Data listing:
-*-*-
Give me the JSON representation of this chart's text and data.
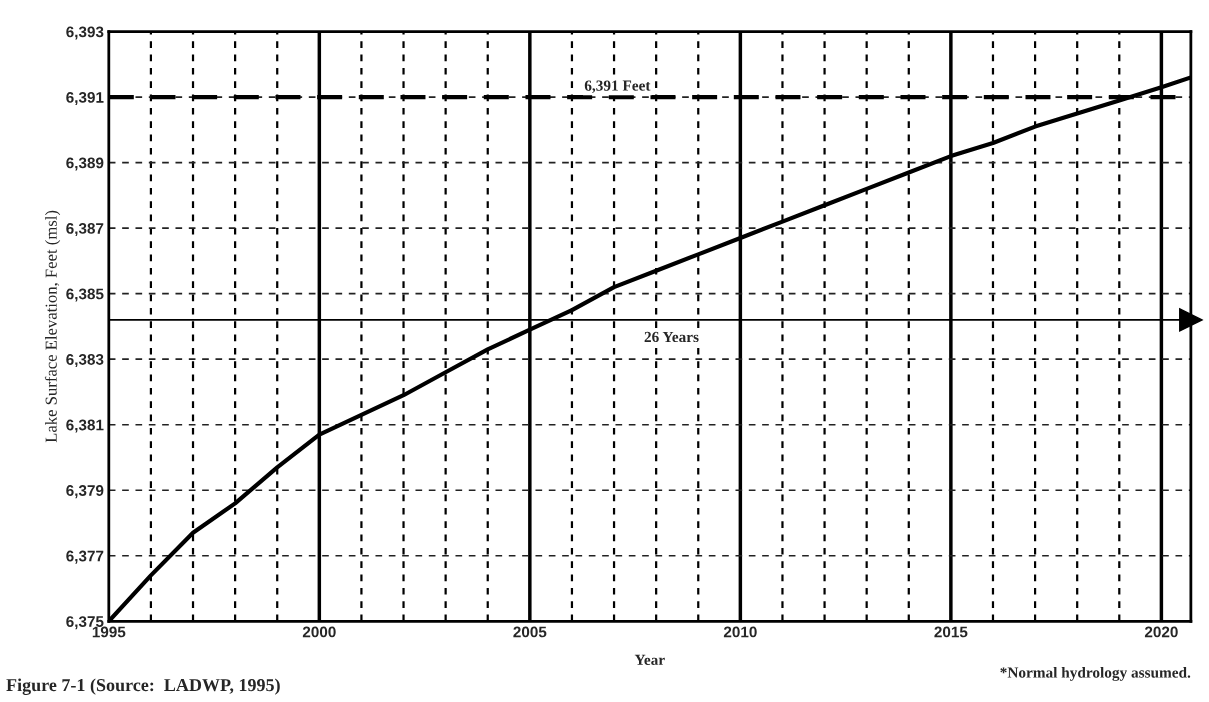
{
  "chart_data": {
    "type": "line",
    "xlabel": "Year",
    "ylabel": "Lake Surface Elevation, Feet (msl)",
    "x": [
      1995,
      1996,
      1997,
      1998,
      1999,
      2000,
      2001,
      2002,
      2003,
      2004,
      2005,
      2006,
      2007,
      2008,
      2009,
      2010,
      2011,
      2012,
      2013,
      2014,
      2015,
      2016,
      2017,
      2018,
      2019,
      2020,
      2020.7
    ],
    "series": [
      {
        "color": "#000000",
        "values": [
          6375,
          6376.4,
          6377.7,
          6378.6,
          6379.7,
          6380.7,
          6381.3,
          6381.9,
          6382.6,
          6383.3,
          6383.9,
          6384.5,
          6385.2,
          6385.7,
          6386.2,
          6386.7,
          6387.2,
          6387.7,
          6388.2,
          6388.7,
          6389.2,
          6389.6,
          6390.1,
          6390.5,
          6390.9,
          6391.3,
          6391.6
        ]
      }
    ],
    "xlim": [
      1995,
      2020.7
    ],
    "ylim": [
      6375,
      6393
    ],
    "xticks": [
      1995,
      {
        "value": 1996,
        "label": null
      },
      {
        "value": 1997,
        "label": null
      },
      {
        "value": 1998,
        "label": null
      },
      {
        "value": 1999,
        "label": null
      },
      2000,
      {
        "value": 2001,
        "label": null
      },
      {
        "value": 2002,
        "label": null
      },
      {
        "value": 2003,
        "label": null
      },
      {
        "value": 2004,
        "label": null
      },
      2005,
      {
        "value": 2006,
        "label": null
      },
      {
        "value": 2007,
        "label": null
      },
      {
        "value": 2008,
        "label": null
      },
      {
        "value": 2009,
        "label": null
      },
      2010,
      {
        "value": 2011,
        "label": null
      },
      {
        "value": 2012,
        "label": null
      },
      {
        "value": 2013,
        "label": null
      },
      {
        "value": 2014,
        "label": null
      },
      2015,
      {
        "value": 2016,
        "label": null
      },
      {
        "value": 2017,
        "label": null
      },
      {
        "value": 2018,
        "label": null
      },
      {
        "value": 2019,
        "label": null
      },
      2020
    ],
    "yticks": [
      {
        "value": 6375,
        "label": "6,375"
      },
      {
        "value": 6377,
        "label": "6,377"
      },
      {
        "value": 6379,
        "label": "6,379"
      },
      {
        "value": 6381,
        "label": "6,381"
      },
      {
        "value": 6383,
        "label": "6,383"
      },
      {
        "value": 6385,
        "label": "6,385"
      },
      {
        "value": 6387,
        "label": "6,387"
      },
      {
        "value": 6389,
        "label": "6,389"
      },
      {
        "value": 6391,
        "label": "6,391"
      },
      {
        "value": 6393,
        "label": "6,393"
      }
    ],
    "grid": true,
    "marker": "none",
    "line_style": "solid",
    "ref_lines": [
      {
        "axis": "y",
        "value": 6391,
        "label": "6,391 Feet",
        "line_style": "dashed",
        "color": "#000000"
      },
      {
        "axis": "y",
        "value": 6384.2,
        "label": "26 Years",
        "line_style": "solid",
        "color": "#000000"
      }
    ],
    "annotations": [
      "Figure 7-1 (Source:  LADWP, 1995)",
      "*Normal hydrology assumed."
    ]
  }
}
-*-*-
### [Objective]
Repeat the records word for word. Any picture in them should be left out.

### [Full solution]
Give me the JSON representation of this chart's text and data.
{
  "chart_data": {
    "type": "line",
    "xlabel": "Year",
    "ylabel": "Lake Surface Elevation, Feet (msl)",
    "x": [
      1995,
      1996,
      1997,
      1998,
      1999,
      2000,
      2001,
      2002,
      2003,
      2004,
      2005,
      2006,
      2007,
      2008,
      2009,
      2010,
      2011,
      2012,
      2013,
      2014,
      2015,
      2016,
      2017,
      2018,
      2019,
      2020,
      2020.7
    ],
    "series": [
      {
        "color": "#000000",
        "values": [
          6375,
          6376.4,
          6377.7,
          6378.6,
          6379.7,
          6380.7,
          6381.3,
          6381.9,
          6382.6,
          6383.3,
          6383.9,
          6384.5,
          6385.2,
          6385.7,
          6386.2,
          6386.7,
          6387.2,
          6387.7,
          6388.2,
          6388.7,
          6389.2,
          6389.6,
          6390.1,
          6390.5,
          6390.9,
          6391.3,
          6391.6
        ]
      }
    ],
    "xlim": [
      1995,
      2020.7
    ],
    "ylim": [
      6375,
      6393
    ],
    "xticks": [
      1995,
      {
        "value": 1996,
        "label": null
      },
      {
        "value": 1997,
        "label": null
      },
      {
        "value": 1998,
        "label": null
      },
      {
        "value": 1999,
        "label": null
      },
      2000,
      {
        "value": 2001,
        "label": null
      },
      {
        "value": 2002,
        "label": null
      },
      {
        "value": 2003,
        "label": null
      },
      {
        "value": 2004,
        "label": null
      },
      2005,
      {
        "value": 2006,
        "label": null
      },
      {
        "value": 2007,
        "label": null
      },
      {
        "value": 2008,
        "label": null
      },
      {
        "value": 2009,
        "label": null
      },
      2010,
      {
        "value": 2011,
        "label": null
      },
      {
        "value": 2012,
        "label": null
      },
      {
        "value": 2013,
        "label": null
      },
      {
        "value": 2014,
        "label": null
      },
      2015,
      {
        "value": 2016,
        "label": null
      },
      {
        "value": 2017,
        "label": null
      },
      {
        "value": 2018,
        "label": null
      },
      {
        "value": 2019,
        "label": null
      },
      2020
    ],
    "yticks": [
      {
        "value": 6375,
        "label": "6,375"
      },
      {
        "value": 6377,
        "label": "6,377"
      },
      {
        "value": 6379,
        "label": "6,379"
      },
      {
        "value": 6381,
        "label": "6,381"
      },
      {
        "value": 6383,
        "label": "6,383"
      },
      {
        "value": 6385,
        "label": "6,385"
      },
      {
        "value": 6387,
        "label": "6,387"
      },
      {
        "value": 6389,
        "label": "6,389"
      },
      {
        "value": 6391,
        "label": "6,391"
      },
      {
        "value": 6393,
        "label": "6,393"
      }
    ],
    "grid": true,
    "marker": "none",
    "line_style": "solid",
    "ref_lines": [
      {
        "axis": "y",
        "value": 6391,
        "label": "6,391 Feet",
        "line_style": "dashed",
        "color": "#000000"
      },
      {
        "axis": "y",
        "value": 6384.2,
        "label": "26 Years",
        "line_style": "solid",
        "color": "#000000"
      }
    ],
    "annotations": [
      "Figure 7-1 (Source:  LADWP, 1995)",
      "*Normal hydrology assumed."
    ]
  }
}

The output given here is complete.